## start Supplied records

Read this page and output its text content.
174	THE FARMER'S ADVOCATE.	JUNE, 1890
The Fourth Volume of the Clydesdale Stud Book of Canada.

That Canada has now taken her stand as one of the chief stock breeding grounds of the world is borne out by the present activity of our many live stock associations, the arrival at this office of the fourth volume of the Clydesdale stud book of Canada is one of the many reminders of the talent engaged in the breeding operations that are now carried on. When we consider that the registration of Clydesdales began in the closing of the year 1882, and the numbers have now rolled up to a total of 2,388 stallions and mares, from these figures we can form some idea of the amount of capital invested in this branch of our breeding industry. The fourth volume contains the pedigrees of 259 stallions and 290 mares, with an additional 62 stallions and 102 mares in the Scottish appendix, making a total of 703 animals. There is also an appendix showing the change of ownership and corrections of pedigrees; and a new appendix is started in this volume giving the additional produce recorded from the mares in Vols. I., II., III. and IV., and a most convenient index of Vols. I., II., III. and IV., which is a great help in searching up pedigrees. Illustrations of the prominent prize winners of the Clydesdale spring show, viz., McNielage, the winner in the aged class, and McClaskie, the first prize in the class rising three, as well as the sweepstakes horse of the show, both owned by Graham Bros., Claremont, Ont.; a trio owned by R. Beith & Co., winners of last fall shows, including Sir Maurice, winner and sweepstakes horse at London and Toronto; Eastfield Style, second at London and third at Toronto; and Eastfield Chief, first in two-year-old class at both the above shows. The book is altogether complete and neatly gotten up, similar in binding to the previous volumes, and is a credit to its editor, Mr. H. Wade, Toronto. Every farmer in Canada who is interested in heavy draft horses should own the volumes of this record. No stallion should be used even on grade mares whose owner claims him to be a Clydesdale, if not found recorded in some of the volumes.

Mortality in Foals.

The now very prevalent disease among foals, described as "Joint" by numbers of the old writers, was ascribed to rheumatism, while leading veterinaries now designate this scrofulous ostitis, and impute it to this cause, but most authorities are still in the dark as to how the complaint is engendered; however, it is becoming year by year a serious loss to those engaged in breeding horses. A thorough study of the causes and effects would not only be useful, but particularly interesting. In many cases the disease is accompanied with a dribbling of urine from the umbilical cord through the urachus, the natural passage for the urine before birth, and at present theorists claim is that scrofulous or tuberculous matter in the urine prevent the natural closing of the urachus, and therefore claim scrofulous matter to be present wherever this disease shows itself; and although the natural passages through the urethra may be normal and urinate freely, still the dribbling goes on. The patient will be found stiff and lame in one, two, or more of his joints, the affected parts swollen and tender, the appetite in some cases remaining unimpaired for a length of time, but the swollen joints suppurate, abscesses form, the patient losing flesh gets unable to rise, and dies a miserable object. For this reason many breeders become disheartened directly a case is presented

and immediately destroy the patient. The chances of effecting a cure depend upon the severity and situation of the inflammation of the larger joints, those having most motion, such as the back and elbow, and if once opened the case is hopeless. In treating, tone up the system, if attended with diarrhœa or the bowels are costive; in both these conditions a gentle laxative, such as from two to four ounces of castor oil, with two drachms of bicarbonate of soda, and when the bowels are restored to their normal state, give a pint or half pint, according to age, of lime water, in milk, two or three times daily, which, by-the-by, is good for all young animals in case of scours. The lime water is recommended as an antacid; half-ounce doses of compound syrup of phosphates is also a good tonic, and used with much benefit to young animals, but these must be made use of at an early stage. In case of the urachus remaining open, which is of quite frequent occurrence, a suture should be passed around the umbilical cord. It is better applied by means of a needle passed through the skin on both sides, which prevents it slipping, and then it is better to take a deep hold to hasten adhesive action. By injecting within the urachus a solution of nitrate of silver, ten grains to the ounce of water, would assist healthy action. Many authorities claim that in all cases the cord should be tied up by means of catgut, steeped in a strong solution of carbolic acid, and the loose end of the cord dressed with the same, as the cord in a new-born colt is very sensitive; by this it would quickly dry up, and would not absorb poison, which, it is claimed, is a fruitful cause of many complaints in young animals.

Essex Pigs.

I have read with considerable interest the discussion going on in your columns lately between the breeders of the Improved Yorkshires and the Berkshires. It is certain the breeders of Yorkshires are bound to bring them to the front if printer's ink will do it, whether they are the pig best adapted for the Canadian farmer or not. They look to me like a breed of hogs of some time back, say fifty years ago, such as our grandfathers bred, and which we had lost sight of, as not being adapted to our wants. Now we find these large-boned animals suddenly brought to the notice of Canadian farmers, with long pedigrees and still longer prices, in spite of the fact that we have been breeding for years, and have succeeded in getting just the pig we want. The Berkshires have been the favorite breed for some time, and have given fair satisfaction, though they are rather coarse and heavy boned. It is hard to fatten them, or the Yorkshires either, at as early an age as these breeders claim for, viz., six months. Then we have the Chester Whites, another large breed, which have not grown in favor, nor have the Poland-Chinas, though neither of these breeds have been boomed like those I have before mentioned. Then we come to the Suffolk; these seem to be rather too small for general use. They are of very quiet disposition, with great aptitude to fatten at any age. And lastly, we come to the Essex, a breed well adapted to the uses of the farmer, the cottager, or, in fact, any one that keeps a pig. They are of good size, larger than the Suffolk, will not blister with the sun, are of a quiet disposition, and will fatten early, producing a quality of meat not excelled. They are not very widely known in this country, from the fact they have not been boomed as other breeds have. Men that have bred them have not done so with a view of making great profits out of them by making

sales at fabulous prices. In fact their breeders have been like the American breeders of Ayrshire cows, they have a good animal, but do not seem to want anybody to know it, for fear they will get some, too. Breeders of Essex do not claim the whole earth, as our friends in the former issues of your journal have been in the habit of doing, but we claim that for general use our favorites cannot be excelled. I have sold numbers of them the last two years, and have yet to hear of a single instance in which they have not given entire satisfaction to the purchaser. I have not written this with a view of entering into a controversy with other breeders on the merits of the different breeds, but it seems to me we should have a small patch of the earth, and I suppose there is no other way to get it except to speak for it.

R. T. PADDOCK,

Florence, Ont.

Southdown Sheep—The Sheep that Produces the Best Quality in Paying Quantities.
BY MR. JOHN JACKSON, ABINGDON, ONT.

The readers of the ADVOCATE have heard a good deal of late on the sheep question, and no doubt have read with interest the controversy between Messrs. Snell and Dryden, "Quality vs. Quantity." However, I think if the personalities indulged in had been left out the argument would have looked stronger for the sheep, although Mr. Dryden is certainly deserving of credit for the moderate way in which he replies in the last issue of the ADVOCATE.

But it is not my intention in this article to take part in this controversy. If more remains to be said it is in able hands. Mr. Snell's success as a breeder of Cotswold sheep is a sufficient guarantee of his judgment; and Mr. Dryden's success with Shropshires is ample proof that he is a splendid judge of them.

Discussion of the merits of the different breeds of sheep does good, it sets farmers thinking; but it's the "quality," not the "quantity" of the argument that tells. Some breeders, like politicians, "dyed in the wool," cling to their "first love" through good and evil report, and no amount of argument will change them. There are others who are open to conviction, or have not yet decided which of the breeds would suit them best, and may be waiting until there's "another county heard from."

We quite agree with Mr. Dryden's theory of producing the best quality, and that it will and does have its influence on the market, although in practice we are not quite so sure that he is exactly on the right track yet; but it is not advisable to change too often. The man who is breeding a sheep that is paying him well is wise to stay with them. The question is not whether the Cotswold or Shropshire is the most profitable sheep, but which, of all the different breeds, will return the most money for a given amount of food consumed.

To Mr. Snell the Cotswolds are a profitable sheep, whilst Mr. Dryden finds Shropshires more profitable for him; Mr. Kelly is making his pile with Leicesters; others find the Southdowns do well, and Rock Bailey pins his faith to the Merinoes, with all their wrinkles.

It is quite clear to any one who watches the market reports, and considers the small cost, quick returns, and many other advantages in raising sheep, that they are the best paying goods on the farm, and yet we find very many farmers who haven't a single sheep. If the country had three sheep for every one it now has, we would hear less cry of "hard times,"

## end Supplied records

### What you need to do
Retype the listing exactly, in full.

### Reply to the task
Read this page and output its text content.
174	THE FARMER'S ADVOCATE.	JUNE, 1890
The Fourth Volume of the Clydesdale Stud Book of Canada.

That Canada has now taken her stand as one of the chief stock breeding grounds of the world is borne out by the present activity of our many live stock associations, the arrival at this office of the fourth volume of the Clydesdale stud book of Canada is one of the many reminders of the talent engaged in the breeding operations that are now carried on. When we consider that the registration of Clydesdales began in the closing of the year 1882, and the numbers have now rolled up to a total of 2,388 stallions and mares, from these figures we can form some idea of the amount of capital invested in this branch of our breeding industry. The fourth volume contains the pedigrees of 259 stallions and 290 mares, with an additional 62 stallions and 102 mares in the Scottish appendix, making a total of 703 animals. There is also an appendix showing the change of ownership and corrections of pedigrees; and a new appendix is started in this volume giving the additional produce recorded from the mares in Vols. I., II., III. and IV., and a most convenient index of Vols. I., II., III. and IV., which is a great help in searching up pedigrees. Illustrations of the prominent prize winners of the Clydesdale spring show, viz., McNielage, the winner in the aged class, and McClaskie, the first prize in the class rising three, as well as the sweepstakes horse of the show, both owned by Graham Bros., Claremont, Ont.; a trio owned by R. Beith & Co., winners of last fall shows, including Sir Maurice, winner and sweepstakes horse at London and Toronto; Eastfield Style, second at London and third at Toronto; and Eastfield Chief, first in two-year-old class at both the above shows. The book is altogether complete and neatly gotten up, similar in binding to the previous volumes, and is a credit to its editor, Mr. H. Wade, Toronto. Every farmer in Canada who is interested in heavy draft horses should own the volumes of this record. No stallion should be used even on grade mares whose owner claims him to be a Clydesdale, if not found recorded in some of the volumes.

Mortality in Foals.

The now very prevalent disease among foals, described as "Joint" by numbers of the old writers, was ascribed to rheumatism, while leading veterinaries now designate this scrofulous ostitis, and impute it to this cause, but most authorities are still in the dark as to how the complaint is engendered; however, it is becoming year by year a serious loss to those engaged in breeding horses. A thorough study of the causes and effects would not only be useful, but particularly interesting. In many cases the disease is accompanied with a dribbling of urine from the umbilical cord through the urachus, the natural passage for the urine before birth, and at present theorists claim is that scrofulous or tuberculous matter in the urine prevent the natural closing of the urachus, and therefore claim scrofulous matter to be present wherever this disease shows itself; and although the natural passages through the urethra may be normal and urinate freely, still the dribbling goes on. The patient will be found stiff and lame in one, two, or more of his joints, the affected parts swollen and tender, the appetite in some cases remaining unimpaired for a length of time, but the swollen joints suppurate, abscesses form, the patient losing flesh gets unable to rise, and dies a miserable object. For this reason many breeders become disheartened directly a case is presented

and immediately destroy the patient. The chances of effecting a cure depend upon the severity and situation of the inflammation of the larger joints, those having most motion, such as the back and elbow, and if once opened the case is hopeless. In treating, tone up the system, if attended with diarrhœa or the bowels are costive; in both these conditions a gentle laxative, such as from two to four ounces of castor oil, with two drachms of bicarbonate of soda, and when the bowels are restored to their normal state, give a pint or half pint, according to age, of lime water, in milk, two or three times daily, which, by-the-by, is good for all young animals in case of scours. The lime water is recommended as an antacid; half-ounce doses of compound syrup of phosphates is also a good tonic, and used with much benefit to young animals, but these must be made use of at an early stage. In case of the urachus remaining open, which is of quite frequent occurrence, a suture should be passed around the umbilical cord. It is better applied by means of a needle passed through the skin on both sides, which prevents it slipping, and then it is better to take a deep hold to hasten adhesive action. By injecting within the urachus a solution of nitrate of silver, ten grains to the ounce of water, would assist healthy action. Many authorities claim that in all cases the cord should be tied up by means of catgut, steeped in a strong solution of carbolic acid, and the loose end of the cord dressed with the same, as the cord in a new-born colt is very sensitive; by this it would quickly dry up, and would not absorb poison, which, it is claimed, is a fruitful cause of many complaints in young animals.

Essex Pigs.

I have read with considerable interest the discussion going on in your columns lately between the breeders of the Improved Yorkshires and the Berkshires. It is certain the breeders of Yorkshires are bound to bring them to the front if printer's ink will do it, whether they are the pig best adapted for the Canadian farmer or not. They look to me like a breed of hogs of some time back, say fifty years ago, such as our grandfathers bred, and which we had lost sight of, as not being adapted to our wants. Now we find these large-boned animals suddenly brought to the notice of Canadian farmers, with long pedigrees and still longer prices, in spite of the fact that we have been breeding for years, and have succeeded in getting just the pig we want. The Berkshires have been the favorite breed for some time, and have given fair satisfaction, though they are rather coarse and heavy boned. It is hard to fatten them, or the Yorkshires either, at as early an age as these breeders claim for, viz., six months. Then we have the Chester Whites, another large breed, which have not grown in favor, nor have the Poland-Chinas, though neither of these breeds have been boomed like those I have before mentioned. Then we come to the Suffolk; these seem to be rather too small for general use. They are of very quiet disposition, with great aptitude to fatten at any age. And lastly, we come to the Essex, a breed well adapted to the uses of the farmer, the cottager, or, in fact, any one that keeps a pig. They are of good size, larger than the Suffolk, will not blister with the sun, are of a quiet disposition, and will fatten early, producing a quality of meat not excelled. They are not very widely known in this country, from the fact they have not been boomed as other breeds have. Men that have bred them have not done so with a view of making great profits out of them by making

sales at fabulous prices. In fact their breeders have been like the American breeders of Ayrshire cows, they have a good animal, but do not seem to want anybody to know it, for fear they will get some, too. Breeders of Essex do not claim the whole earth, as our friends in the former issues of your journal have been in the habit of doing, but we claim that for general use our favorites cannot be excelled. I have sold numbers of them the last two years, and have yet to hear of a single instance in which they have not given entire satisfaction to the purchaser. I have not written this with a view of entering into a controversy with other breeders on the merits of the different breeds, but it seems to me we should have a small patch of the earth, and I suppose there is no other way to get it except to speak for it.

R. T. PADDOCK,

Florence, Ont.

Southdown Sheep—The Sheep that Produces the Best Quality in Paying Quantities.
BY MR. JOHN JACKSON, ABINGDON, ONT.

The readers of the ADVOCATE have heard a good deal of late on the sheep question, and no doubt have read with interest the controversy between Messrs. Snell and Dryden, "Quality vs. Quantity." However, I think if the personalities indulged in had been left out the argument would have looked stronger for the sheep, although Mr. Dryden is certainly deserving of credit for the moderate way in which he replies in the last issue of the ADVOCATE.

But it is not my intention in this article to take part in this controversy. If more remains to be said it is in able hands. Mr. Snell's success as a breeder of Cotswold sheep is a sufficient guarantee of his judgment; and Mr. Dryden's success with Shropshires is ample proof that he is a splendid judge of them.

Discussion of the merits of the different breeds of sheep does good, it sets farmers thinking; but it's the "quality," not the "quantity" of the argument that tells. Some breeders, like politicians, "dyed in the wool," cling to their "first love" through good and evil report, and no amount of argument will change them. There are others who are open to conviction, or have not yet decided which of the breeds would suit them best, and may be waiting until there's "another county heard from."

We quite agree with Mr. Dryden's theory of producing the best quality, and that it will and does have its influence on the market, although in practice we are not quite so sure that he is exactly on the right track yet; but it is not advisable to change too often. The man who is breeding a sheep that is paying him well is wise to stay with them. The question is not whether the Cotswold or Shropshire is the most profitable sheep, but which, of all the different breeds, will return the most money for a given amount of food consumed.

To Mr. Snell the Cotswolds are a profitable sheep, whilst Mr. Dryden finds Shropshires more profitable for him; Mr. Kelly is making his pile with Leicesters; others find the Southdowns do well, and Rock Bailey pins his faith to the Merinoes, with all their wrinkles.

It is quite clear to any one who watches the market reports, and considers the small cost, quick returns, and many other advantages in raising sheep, that they are the best paying goods on the farm, and yet we find very many farmers who haven't a single sheep. If the country had three sheep for every one it now has, we would hear less cry of "hard times,"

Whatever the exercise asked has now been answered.